Collection entries
════════

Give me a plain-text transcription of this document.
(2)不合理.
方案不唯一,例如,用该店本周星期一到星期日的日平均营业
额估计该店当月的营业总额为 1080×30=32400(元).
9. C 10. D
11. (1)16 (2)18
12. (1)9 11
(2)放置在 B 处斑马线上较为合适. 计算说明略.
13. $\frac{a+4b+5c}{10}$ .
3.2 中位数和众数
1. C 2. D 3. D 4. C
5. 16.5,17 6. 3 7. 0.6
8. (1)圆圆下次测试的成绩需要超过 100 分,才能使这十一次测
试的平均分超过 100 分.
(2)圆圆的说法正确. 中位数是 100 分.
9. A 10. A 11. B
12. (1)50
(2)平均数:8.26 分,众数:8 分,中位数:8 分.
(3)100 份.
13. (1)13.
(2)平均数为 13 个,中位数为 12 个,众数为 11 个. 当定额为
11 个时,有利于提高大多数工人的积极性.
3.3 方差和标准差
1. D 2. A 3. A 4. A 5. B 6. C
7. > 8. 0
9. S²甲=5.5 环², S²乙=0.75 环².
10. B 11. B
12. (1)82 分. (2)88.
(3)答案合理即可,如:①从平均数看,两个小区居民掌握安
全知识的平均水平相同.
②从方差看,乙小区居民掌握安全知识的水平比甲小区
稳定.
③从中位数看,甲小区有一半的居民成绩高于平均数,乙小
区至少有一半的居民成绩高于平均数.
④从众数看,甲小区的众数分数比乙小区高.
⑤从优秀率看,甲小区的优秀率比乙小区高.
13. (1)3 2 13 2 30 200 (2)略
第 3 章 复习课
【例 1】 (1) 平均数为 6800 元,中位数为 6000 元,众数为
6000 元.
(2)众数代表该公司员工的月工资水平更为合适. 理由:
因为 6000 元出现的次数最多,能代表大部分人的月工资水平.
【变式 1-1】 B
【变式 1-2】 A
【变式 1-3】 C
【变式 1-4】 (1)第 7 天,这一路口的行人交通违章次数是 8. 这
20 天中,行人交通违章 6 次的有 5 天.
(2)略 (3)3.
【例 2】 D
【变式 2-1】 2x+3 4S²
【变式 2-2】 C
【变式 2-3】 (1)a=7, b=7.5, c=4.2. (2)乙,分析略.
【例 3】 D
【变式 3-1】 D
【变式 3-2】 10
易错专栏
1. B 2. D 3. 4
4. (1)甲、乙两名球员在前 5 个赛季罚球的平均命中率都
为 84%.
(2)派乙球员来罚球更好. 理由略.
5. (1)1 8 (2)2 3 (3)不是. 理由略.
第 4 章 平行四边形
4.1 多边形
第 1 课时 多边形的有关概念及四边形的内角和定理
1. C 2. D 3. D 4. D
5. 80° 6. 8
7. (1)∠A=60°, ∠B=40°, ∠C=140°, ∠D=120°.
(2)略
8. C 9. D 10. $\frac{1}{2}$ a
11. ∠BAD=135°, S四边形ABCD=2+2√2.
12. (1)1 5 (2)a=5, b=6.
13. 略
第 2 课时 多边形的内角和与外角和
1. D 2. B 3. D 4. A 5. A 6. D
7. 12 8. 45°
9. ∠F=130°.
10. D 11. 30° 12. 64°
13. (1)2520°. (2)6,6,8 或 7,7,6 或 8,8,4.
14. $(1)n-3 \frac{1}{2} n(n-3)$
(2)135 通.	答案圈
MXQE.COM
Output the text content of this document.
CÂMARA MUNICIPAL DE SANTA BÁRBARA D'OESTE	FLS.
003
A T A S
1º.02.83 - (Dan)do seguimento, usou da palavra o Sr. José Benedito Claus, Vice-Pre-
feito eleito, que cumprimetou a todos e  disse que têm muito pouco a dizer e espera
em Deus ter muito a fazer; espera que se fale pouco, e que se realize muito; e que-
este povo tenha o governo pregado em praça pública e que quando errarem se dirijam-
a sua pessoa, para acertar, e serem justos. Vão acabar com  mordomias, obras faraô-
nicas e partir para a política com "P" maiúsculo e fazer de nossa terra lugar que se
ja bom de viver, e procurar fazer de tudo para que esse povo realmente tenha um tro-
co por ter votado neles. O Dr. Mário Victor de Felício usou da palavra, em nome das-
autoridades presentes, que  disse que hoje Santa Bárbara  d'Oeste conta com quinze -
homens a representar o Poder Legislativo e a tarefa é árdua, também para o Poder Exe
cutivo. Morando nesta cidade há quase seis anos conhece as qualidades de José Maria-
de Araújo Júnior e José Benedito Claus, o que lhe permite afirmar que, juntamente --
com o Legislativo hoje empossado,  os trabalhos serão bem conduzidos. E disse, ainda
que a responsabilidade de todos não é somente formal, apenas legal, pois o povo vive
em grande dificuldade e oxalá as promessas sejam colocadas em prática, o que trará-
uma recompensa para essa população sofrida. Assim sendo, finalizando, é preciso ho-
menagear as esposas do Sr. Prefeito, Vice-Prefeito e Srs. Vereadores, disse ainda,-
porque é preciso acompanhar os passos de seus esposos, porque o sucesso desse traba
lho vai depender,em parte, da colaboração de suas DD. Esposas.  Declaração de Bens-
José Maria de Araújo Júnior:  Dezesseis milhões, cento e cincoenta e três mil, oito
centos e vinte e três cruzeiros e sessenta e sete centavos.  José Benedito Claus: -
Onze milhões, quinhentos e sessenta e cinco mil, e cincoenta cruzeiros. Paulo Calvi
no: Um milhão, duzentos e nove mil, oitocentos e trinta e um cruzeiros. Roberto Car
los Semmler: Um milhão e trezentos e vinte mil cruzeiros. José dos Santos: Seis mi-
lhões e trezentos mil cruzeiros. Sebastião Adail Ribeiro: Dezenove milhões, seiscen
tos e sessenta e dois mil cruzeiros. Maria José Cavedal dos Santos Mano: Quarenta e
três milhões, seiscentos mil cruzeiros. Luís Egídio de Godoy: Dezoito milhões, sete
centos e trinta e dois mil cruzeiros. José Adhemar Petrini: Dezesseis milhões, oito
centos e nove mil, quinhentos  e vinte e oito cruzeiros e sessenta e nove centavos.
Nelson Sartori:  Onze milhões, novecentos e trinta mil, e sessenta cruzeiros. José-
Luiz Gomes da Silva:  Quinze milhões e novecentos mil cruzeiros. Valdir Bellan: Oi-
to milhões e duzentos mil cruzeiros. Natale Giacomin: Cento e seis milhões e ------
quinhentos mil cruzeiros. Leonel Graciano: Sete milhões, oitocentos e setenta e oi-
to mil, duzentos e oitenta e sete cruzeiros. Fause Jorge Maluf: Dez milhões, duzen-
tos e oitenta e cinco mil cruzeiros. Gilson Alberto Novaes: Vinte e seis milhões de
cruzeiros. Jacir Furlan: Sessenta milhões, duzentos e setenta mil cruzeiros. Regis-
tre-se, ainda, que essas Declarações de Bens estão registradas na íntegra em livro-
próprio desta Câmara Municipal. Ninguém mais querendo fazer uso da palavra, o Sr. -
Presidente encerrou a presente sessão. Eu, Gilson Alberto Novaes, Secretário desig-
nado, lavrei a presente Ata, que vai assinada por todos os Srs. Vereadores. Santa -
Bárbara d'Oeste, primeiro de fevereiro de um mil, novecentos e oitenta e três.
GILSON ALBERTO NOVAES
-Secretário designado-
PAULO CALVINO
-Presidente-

════════

WRITTEN REQUEST: Output the records verbatim, from the first line to the last.

THE OUTPUT:
Give me a plain-text transcription of this document.
(2)不合理.
方案不唯一,例如,用该店本周星期一到星期日的日平均营业
额估计该店当月的营业总额为 1080×30=32400(元).
9. C 10. D
11. (1)16 (2)18
12. (1)9 11
(2)放置在 B 处斑马线上较为合适. 计算说明略.
13. $\frac{a+4b+5c}{10}$ .
3.2 中位数和众数
1. C 2. D 3. D 4. C
5. 16.5,17 6. 3 7. 0.6
8. (1)圆圆下次测试的成绩需要超过 100 分,才能使这十一次测
试的平均分超过 100 分.
(2)圆圆的说法正确. 中位数是 100 分.
9. A 10. A 11. B
12. (1)50
(2)平均数:8.26 分,众数:8 分,中位数:8 分.
(3)100 份.
13. (1)13.
(2)平均数为 13 个,中位数为 12 个,众数为 11 个. 当定额为
11 个时,有利于提高大多数工人的积极性.
3.3 方差和标准差
1. D 2. A 3. A 4. A 5. B 6. C
7. > 8. 0
9. S²甲=5.5 环², S²乙=0.75 环².
10. B 11. B
12. (1)82 分. (2)88.
(3)答案合理即可,如:①从平均数看,两个小区居民掌握安
全知识的平均水平相同.
②从方差看,乙小区居民掌握安全知识的水平比甲小区
稳定.
③从中位数看,甲小区有一半的居民成绩高于平均数,乙小
区至少有一半的居民成绩高于平均数.
④从众数看,甲小区的众数分数比乙小区高.
⑤从优秀率看,甲小区的优秀率比乙小区高.
13. (1)3 2 13 2 30 200 (2)略
第 3 章 复习课
【例 1】 (1) 平均数为 6800 元,中位数为 6000 元,众数为
6000 元.
(2)众数代表该公司员工的月工资水平更为合适. 理由:
因为 6000 元出现的次数最多,能代表大部分人的月工资水平.
【变式 1-1】 B
【变式 1-2】 A
【变式 1-3】 C
【变式 1-4】 (1)第 7 天,这一路口的行人交通违章次数是 8. 这
20 天中,行人交通违章 6 次的有 5 天.
(2)略 (3)3.
【例 2】 D
【变式 2-1】 2x+3 4S²
【变式 2-2】 C
【变式 2-3】 (1)a=7, b=7.5, c=4.2. (2)乙,分析略.
【例 3】 D
【变式 3-1】 D
【变式 3-2】 10
易错专栏
1. B 2. D 3. 4
4. (1)甲、乙两名球员在前 5 个赛季罚球的平均命中率都
为 84%.
(2)派乙球员来罚球更好. 理由略.
5. (1)1 8 (2)2 3 (3)不是. 理由略.
第 4 章 平行四边形
4.1 多边形
第 1 课时 多边形的有关概念及四边形的内角和定理
1. C 2. D 3. D 4. D
5. 80° 6. 8
7. (1)∠A=60°, ∠B=40°, ∠C=140°, ∠D=120°.
(2)略
8. C 9. D 10. $\frac{1}{2}$ a
11. ∠BAD=135°, S四边形ABCD=2+2√2.
12. (1)1 5 (2)a=5, b=6.
13. 略
第 2 课时 多边形的内角和与外角和
1. D 2. B 3. D 4. A 5. A 6. D
7. 12 8. 45°
9. ∠F=130°.
10. D 11. 30° 12. 64°
13. (1)2520°. (2)6,6,8 或 7,7,6 或 8,8,4.
14. $(1)n-3 \frac{1}{2} n(n-3)$
(2)135 通.	答案圈
MXQE.COM
Output the text content of this document.
CÂMARA MUNICIPAL DE SANTA BÁRBARA D'OESTE	FLS.
003
A T A S
1º.02.83 - (Dan)do seguimento, usou da palavra o Sr. José Benedito Claus, Vice-Pre-
feito eleito, que cumprimetou a todos e  disse que têm muito pouco a dizer e espera
em Deus ter muito a fazer; espera que se fale pouco, e que se realize muito; e que-
este povo tenha o governo pregado em praça pública e que quando errarem se dirijam-
a sua pessoa, para acertar, e serem justos. Vão acabar com  mordomias, obras faraô-
nicas e partir para a política com "P" maiúsculo e fazer de nossa terra lugar que se
ja bom de viver, e procurar fazer de tudo para que esse povo realmente tenha um tro-
co por ter votado neles. O Dr. Mário Victor de Felício usou da palavra, em nome das-
autoridades presentes, que  disse que hoje Santa Bárbara  d'Oeste conta com quinze -
homens a representar o Poder Legislativo e a tarefa é árdua, também para o Poder Exe
cutivo. Morando nesta cidade há quase seis anos conhece as qualidades de José Maria-
de Araújo Júnior e José Benedito Claus, o que lhe permite afirmar que, juntamente --
com o Legislativo hoje empossado,  os trabalhos serão bem conduzidos. E disse, ainda
que a responsabilidade de todos não é somente formal, apenas legal, pois o povo vive
em grande dificuldade e oxalá as promessas sejam colocadas em prática, o que trará-
uma recompensa para essa população sofrida. Assim sendo, finalizando, é preciso ho-
menagear as esposas do Sr. Prefeito, Vice-Prefeito e Srs. Vereadores, disse ainda,-
porque é preciso acompanhar os passos de seus esposos, porque o sucesso desse traba
lho vai depender,em parte, da colaboração de suas DD. Esposas.  Declaração de Bens-
José Maria de Araújo Júnior:  Dezesseis milhões, cento e cincoenta e três mil, oito
centos e vinte e três cruzeiros e sessenta e sete centavos.  José Benedito Claus: -
Onze milhões, quinhentos e sessenta e cinco mil, e cincoenta cruzeiros. Paulo Calvi
no: Um milhão, duzentos e nove mil, oitocentos e trinta e um cruzeiros. Roberto Car
los Semmler: Um milhão e trezentos e vinte mil cruzeiros. José dos Santos: Seis mi-
lhões e trezentos mil cruzeiros. Sebastião Adail Ribeiro: Dezenove milhões, seiscen
tos e sessenta e dois mil cruzeiros. Maria José Cavedal dos Santos Mano: Quarenta e
três milhões, seiscentos mil cruzeiros. Luís Egídio de Godoy: Dezoito milhões, sete
centos e trinta e dois mil cruzeiros. José Adhemar Petrini: Dezesseis milhões, oito
centos e nove mil, quinhentos  e vinte e oito cruzeiros e sessenta e nove centavos.
Nelson Sartori:  Onze milhões, novecentos e trinta mil, e sessenta cruzeiros. José-
Luiz Gomes da Silva:  Quinze milhões e novecentos mil cruzeiros. Valdir Bellan: Oi-
to milhões e duzentos mil cruzeiros. Natale Giacomin: Cento e seis milhões e ------
quinhentos mil cruzeiros. Leonel Graciano: Sete milhões, oitocentos e setenta e oi-
to mil, duzentos e oitenta e sete cruzeiros. Fause Jorge Maluf: Dez milhões, duzen-
tos e oitenta e cinco mil cruzeiros. Gilson Alberto Novaes: Vinte e seis milhões de
cruzeiros. Jacir Furlan: Sessenta milhões, duzentos e setenta mil cruzeiros. Regis-
tre-se, ainda, que essas Declarações de Bens estão registradas na íntegra em livro-
próprio desta Câmara Municipal. Ninguém mais querendo fazer uso da palavra, o Sr. -
Presidente encerrou a presente sessão. Eu, Gilson Alberto Novaes, Secretário desig-
nado, lavrei a presente Ata, que vai assinada por todos os Srs. Vereadores. Santa -
Bárbara d'Oeste, primeiro de fevereiro de um mil, novecentos e oitenta e três.
GILSON ALBERTO NOVAES
-Secretário designado-
PAULO CALVINO
-Presidente-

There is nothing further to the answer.